[Lines of data]
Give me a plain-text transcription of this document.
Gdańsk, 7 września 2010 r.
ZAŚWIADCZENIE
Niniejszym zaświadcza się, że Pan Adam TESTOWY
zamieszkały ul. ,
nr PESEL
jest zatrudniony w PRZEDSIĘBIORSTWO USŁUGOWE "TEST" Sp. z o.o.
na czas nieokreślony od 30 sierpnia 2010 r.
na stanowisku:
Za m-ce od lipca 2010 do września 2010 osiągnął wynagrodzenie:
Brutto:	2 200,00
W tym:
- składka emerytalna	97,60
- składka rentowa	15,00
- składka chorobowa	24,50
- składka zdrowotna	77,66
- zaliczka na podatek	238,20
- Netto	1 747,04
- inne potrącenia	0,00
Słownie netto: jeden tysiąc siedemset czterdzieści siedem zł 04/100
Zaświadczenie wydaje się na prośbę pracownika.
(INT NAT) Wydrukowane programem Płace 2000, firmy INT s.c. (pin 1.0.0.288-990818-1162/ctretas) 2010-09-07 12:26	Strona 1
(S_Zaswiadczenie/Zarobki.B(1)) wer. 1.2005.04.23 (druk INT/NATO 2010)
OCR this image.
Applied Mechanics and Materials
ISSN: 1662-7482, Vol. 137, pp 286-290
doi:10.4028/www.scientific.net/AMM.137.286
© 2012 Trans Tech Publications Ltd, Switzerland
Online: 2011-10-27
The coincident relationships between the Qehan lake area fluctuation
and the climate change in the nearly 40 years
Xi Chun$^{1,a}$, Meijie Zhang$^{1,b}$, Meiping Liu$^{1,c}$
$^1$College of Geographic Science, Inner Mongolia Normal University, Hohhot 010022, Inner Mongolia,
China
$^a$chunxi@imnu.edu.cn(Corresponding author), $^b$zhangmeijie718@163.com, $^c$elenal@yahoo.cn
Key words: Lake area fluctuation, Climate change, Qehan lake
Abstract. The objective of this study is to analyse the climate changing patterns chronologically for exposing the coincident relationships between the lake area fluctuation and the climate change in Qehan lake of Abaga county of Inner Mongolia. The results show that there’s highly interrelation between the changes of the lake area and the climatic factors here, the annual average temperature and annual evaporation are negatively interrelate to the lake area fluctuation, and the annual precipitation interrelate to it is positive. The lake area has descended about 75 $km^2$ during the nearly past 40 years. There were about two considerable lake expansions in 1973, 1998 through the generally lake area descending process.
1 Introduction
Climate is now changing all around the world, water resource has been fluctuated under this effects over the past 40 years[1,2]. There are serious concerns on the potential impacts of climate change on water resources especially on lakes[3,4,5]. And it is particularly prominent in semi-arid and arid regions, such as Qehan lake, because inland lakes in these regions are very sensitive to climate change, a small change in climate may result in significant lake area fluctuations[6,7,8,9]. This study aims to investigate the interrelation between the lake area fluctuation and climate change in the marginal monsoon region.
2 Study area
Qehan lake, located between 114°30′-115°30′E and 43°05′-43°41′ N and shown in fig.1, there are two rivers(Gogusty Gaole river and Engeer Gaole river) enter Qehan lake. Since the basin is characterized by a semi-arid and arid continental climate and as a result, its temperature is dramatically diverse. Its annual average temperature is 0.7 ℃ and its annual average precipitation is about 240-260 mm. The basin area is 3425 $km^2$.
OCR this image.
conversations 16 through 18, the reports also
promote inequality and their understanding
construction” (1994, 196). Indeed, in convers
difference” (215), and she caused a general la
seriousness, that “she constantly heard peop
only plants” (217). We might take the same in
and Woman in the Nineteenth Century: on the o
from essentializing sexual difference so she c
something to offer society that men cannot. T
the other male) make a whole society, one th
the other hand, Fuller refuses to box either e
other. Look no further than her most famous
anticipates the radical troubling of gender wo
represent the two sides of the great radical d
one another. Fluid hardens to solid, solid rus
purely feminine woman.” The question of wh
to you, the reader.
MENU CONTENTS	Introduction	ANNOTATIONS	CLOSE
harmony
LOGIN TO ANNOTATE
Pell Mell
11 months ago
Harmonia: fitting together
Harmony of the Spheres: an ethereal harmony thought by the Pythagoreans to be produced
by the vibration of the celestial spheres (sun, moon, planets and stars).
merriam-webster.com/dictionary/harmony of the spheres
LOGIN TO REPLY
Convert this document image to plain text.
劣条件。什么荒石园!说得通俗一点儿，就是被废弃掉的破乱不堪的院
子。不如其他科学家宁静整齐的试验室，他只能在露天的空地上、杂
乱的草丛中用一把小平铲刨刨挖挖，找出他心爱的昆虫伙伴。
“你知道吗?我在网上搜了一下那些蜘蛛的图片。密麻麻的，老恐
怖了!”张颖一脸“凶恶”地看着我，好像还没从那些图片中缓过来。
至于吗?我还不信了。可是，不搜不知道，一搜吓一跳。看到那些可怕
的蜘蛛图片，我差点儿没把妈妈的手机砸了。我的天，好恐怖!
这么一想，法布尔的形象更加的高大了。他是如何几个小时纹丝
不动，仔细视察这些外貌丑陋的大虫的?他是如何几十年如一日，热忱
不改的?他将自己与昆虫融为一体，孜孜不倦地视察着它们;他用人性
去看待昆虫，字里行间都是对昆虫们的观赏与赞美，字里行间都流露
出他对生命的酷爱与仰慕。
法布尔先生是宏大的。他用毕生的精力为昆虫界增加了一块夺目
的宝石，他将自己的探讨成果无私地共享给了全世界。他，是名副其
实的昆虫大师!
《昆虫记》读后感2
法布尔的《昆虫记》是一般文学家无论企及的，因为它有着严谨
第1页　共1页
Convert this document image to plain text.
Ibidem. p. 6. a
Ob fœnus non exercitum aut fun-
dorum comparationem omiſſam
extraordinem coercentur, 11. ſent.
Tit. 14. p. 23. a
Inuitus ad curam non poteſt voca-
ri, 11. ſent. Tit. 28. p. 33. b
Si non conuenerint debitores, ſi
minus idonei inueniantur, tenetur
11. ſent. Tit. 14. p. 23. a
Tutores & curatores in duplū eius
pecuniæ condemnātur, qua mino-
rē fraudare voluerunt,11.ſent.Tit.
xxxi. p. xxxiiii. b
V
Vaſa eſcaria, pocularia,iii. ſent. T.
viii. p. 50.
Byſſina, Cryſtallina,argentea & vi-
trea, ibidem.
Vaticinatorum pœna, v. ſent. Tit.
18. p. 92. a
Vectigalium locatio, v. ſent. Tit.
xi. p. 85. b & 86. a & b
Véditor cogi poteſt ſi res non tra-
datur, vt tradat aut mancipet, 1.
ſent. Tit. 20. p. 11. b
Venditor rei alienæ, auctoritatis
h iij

▶ _Task statement_
Retype each record exactly, leaving nothing out.

▶ _Final result_
Give me a plain-text transcription of this document.
Gdańsk, 7 września 2010 r.
ZAŚWIADCZENIE
Niniejszym zaświadcza się, że Pan Adam TESTOWY
zamieszkały ul. ,
nr PESEL
jest zatrudniony w PRZEDSIĘBIORSTWO USŁUGOWE "TEST" Sp. z o.o.
na czas nieokreślony od 30 sierpnia 2010 r.
na stanowisku:
Za m-ce od lipca 2010 do września 2010 osiągnął wynagrodzenie:
Brutto:	2 200,00
W tym:
- składka emerytalna	97,60
- składka rentowa	15,00
- składka chorobowa	24,50
- składka zdrowotna	77,66
- zaliczka na podatek	238,20
- Netto	1 747,04
- inne potrącenia	0,00
Słownie netto: jeden tysiąc siedemset czterdzieści siedem zł 04/100
Zaświadczenie wydaje się na prośbę pracownika.
(INT NAT) Wydrukowane programem Płace 2000, firmy INT s.c. (pin 1.0.0.288-990818-1162/ctretas) 2010-09-07 12:26	Strona 1
(S_Zaswiadczenie/Zarobki.B(1)) wer. 1.2005.04.23 (druk INT/NATO 2010)
OCR this image.
Applied Mechanics and Materials
ISSN: 1662-7482, Vol. 137, pp 286-290
doi:10.4028/www.scientific.net/AMM.137.286
© 2012 Trans Tech Publications Ltd, Switzerland
Online: 2011-10-27
The coincident relationships between the Qehan lake area fluctuation
and the climate change in the nearly 40 years
Xi Chun$^{1,a}$, Meijie Zhang$^{1,b}$, Meiping Liu$^{1,c}$
$^1$College of Geographic Science, Inner Mongolia Normal University, Hohhot 010022, Inner Mongolia,
China
$^a$chunxi@imnu.edu.cn(Corresponding author), $^b$zhangmeijie718@163.com, $^c$elenal@yahoo.cn
Key words: Lake area fluctuation, Climate change, Qehan lake
Abstract. The objective of this study is to analyse the climate changing patterns chronologically for exposing the coincident relationships between the lake area fluctuation and the climate change in Qehan lake of Abaga county of Inner Mongolia. The results show that there’s highly interrelation between the changes of the lake area and the climatic factors here, the annual average temperature and annual evaporation are negatively interrelate to the lake area fluctuation, and the annual precipitation interrelate to it is positive. The lake area has descended about 75 $km^2$ during the nearly past 40 years. There were about two considerable lake expansions in 1973, 1998 through the generally lake area descending process.
1 Introduction
Climate is now changing all around the world, water resource has been fluctuated under this effects over the past 40 years[1,2]. There are serious concerns on the potential impacts of climate change on water resources especially on lakes[3,4,5]. And it is particularly prominent in semi-arid and arid regions, such as Qehan lake, because inland lakes in these regions are very sensitive to climate change, a small change in climate may result in significant lake area fluctuations[6,7,8,9]. This study aims to investigate the interrelation between the lake area fluctuation and climate change in the marginal monsoon region.
2 Study area
Qehan lake, located between 114°30′-115°30′E and 43°05′-43°41′ N and shown in fig.1, there are two rivers(Gogusty Gaole river and Engeer Gaole river) enter Qehan lake. Since the basin is characterized by a semi-arid and arid continental climate and as a result, its temperature is dramatically diverse. Its annual average temperature is 0.7 ℃ and its annual average precipitation is about 240-260 mm. The basin area is 3425 $km^2$.
OCR this image.
conversations 16 through 18, the reports also
promote inequality and their understanding
construction” (1994, 196). Indeed, in convers
difference” (215), and she caused a general la
seriousness, that “she constantly heard peop
only plants” (217). We might take the same in
and Woman in the Nineteenth Century: on the o
from essentializing sexual difference so she c
something to offer society that men cannot. T
the other male) make a whole society, one th
the other hand, Fuller refuses to box either e
other. Look no further than her most famous
anticipates the radical troubling of gender wo
represent the two sides of the great radical d
one another. Fluid hardens to solid, solid rus
purely feminine woman.” The question of wh
to you, the reader.
MENU CONTENTS	Introduction	ANNOTATIONS	CLOSE
harmony
LOGIN TO ANNOTATE
Pell Mell
11 months ago
Harmonia: fitting together
Harmony of the Spheres: an ethereal harmony thought by the Pythagoreans to be produced
by the vibration of the celestial spheres (sun, moon, planets and stars).
merriam-webster.com/dictionary/harmony of the spheres
LOGIN TO REPLY
Convert this document image to plain text.
劣条件。什么荒石园!说得通俗一点儿，就是被废弃掉的破乱不堪的院
子。不如其他科学家宁静整齐的试验室，他只能在露天的空地上、杂
乱的草丛中用一把小平铲刨刨挖挖，找出他心爱的昆虫伙伴。
“你知道吗?我在网上搜了一下那些蜘蛛的图片。密麻麻的，老恐
怖了!”张颖一脸“凶恶”地看着我，好像还没从那些图片中缓过来。
至于吗?我还不信了。可是，不搜不知道，一搜吓一跳。看到那些可怕
的蜘蛛图片，我差点儿没把妈妈的手机砸了。我的天，好恐怖!
这么一想，法布尔的形象更加的高大了。他是如何几个小时纹丝
不动，仔细视察这些外貌丑陋的大虫的?他是如何几十年如一日，热忱
不改的?他将自己与昆虫融为一体，孜孜不倦地视察着它们;他用人性
去看待昆虫，字里行间都是对昆虫们的观赏与赞美，字里行间都流露
出他对生命的酷爱与仰慕。
法布尔先生是宏大的。他用毕生的精力为昆虫界增加了一块夺目
的宝石，他将自己的探讨成果无私地共享给了全世界。他，是名副其
实的昆虫大师!
《昆虫记》读后感2
法布尔的《昆虫记》是一般文学家无论企及的，因为它有着严谨
第1页　共1页
Convert this document image to plain text.
Ibidem. p. 6. a
Ob fœnus non exercitum aut fun-
dorum comparationem omiſſam
extraordinem coercentur, 11. ſent.
Tit. 14. p. 23. a
Inuitus ad curam non poteſt voca-
ri, 11. ſent. Tit. 28. p. 33. b
Si non conuenerint debitores, ſi
minus idonei inueniantur, tenetur
11. ſent. Tit. 14. p. 23. a
Tutores & curatores in duplū eius
pecuniæ condemnātur, qua mino-
rē fraudare voluerunt,11.ſent.Tit.
xxxi. p. xxxiiii. b
V
Vaſa eſcaria, pocularia,iii. ſent. T.
viii. p. 50.
Byſſina, Cryſtallina,argentea & vi-
trea, ibidem.
Vaticinatorum pœna, v. ſent. Tit.
18. p. 92. a
Vectigalium locatio, v. ſent. Tit.
xi. p. 85. b & 86. a & b
Véditor cogi poteſt ſi res non tra-
datur, vt tradat aut mancipet, 1.
ſent. Tit. 20. p. 11. b
Venditor rei alienæ, auctoritatis
h iij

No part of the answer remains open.